Exercise aim
Look for "name" in the listing below. Gather each line that contains it.

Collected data

------------------------------------

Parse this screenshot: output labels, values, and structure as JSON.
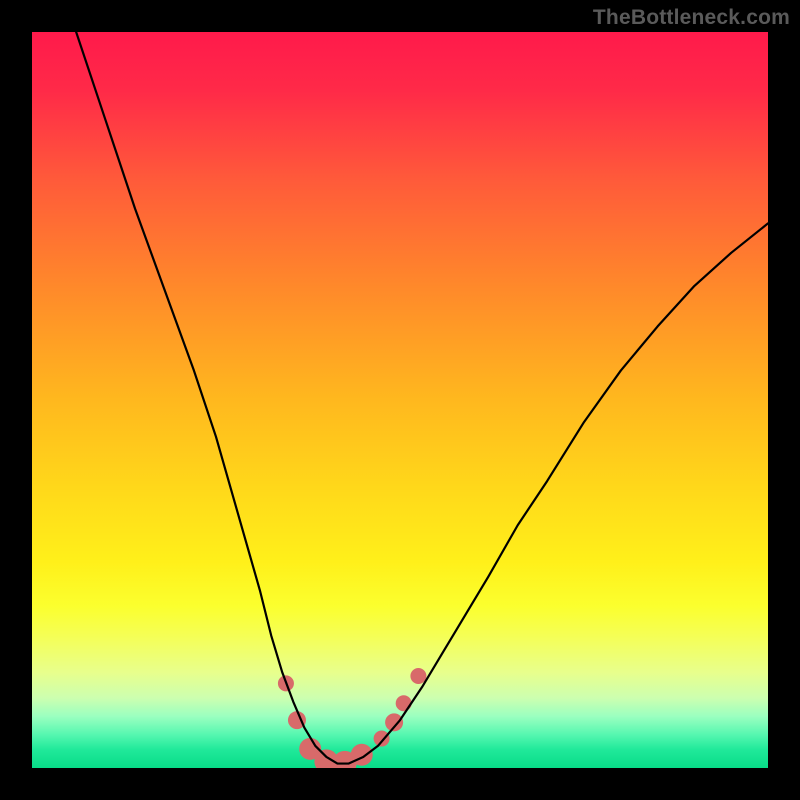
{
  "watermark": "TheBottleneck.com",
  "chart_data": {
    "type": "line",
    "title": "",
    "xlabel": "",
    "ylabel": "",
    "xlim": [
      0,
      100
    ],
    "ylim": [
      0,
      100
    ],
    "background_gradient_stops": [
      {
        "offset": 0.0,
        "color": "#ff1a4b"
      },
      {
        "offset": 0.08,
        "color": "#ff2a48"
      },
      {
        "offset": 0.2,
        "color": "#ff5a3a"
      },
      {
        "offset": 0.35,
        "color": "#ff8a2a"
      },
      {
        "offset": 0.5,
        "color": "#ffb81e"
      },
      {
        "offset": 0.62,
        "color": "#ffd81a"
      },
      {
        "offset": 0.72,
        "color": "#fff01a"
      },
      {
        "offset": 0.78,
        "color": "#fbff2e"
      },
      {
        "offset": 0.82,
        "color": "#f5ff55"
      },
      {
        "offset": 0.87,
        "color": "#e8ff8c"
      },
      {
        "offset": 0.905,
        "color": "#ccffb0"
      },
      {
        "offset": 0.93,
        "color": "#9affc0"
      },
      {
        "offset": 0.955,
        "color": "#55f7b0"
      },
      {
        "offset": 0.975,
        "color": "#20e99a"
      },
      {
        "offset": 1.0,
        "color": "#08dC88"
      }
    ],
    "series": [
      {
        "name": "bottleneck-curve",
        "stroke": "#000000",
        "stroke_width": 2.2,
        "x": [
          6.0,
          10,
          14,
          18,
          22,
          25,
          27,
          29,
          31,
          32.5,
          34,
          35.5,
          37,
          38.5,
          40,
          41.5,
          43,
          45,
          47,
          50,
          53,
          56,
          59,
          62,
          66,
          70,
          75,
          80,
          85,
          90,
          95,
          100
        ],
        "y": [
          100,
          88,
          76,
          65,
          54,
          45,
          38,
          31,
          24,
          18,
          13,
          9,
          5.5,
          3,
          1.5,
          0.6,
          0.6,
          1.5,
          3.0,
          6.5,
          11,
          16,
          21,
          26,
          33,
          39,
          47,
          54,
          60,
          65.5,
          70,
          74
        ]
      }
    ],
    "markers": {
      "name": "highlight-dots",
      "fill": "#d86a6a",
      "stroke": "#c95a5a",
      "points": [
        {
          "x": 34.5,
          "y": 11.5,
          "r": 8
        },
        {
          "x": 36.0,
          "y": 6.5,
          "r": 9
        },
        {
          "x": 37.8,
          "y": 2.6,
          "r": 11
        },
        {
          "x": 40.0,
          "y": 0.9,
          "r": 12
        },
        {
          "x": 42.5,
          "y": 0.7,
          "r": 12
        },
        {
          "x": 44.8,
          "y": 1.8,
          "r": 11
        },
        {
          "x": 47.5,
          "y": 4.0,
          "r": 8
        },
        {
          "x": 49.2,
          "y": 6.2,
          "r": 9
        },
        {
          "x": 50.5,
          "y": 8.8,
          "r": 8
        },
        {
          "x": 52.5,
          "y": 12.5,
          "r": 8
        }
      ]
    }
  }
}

------------------------------------

Response below
        "name": "bottleneck-curve",
      "name": "highlight-dots",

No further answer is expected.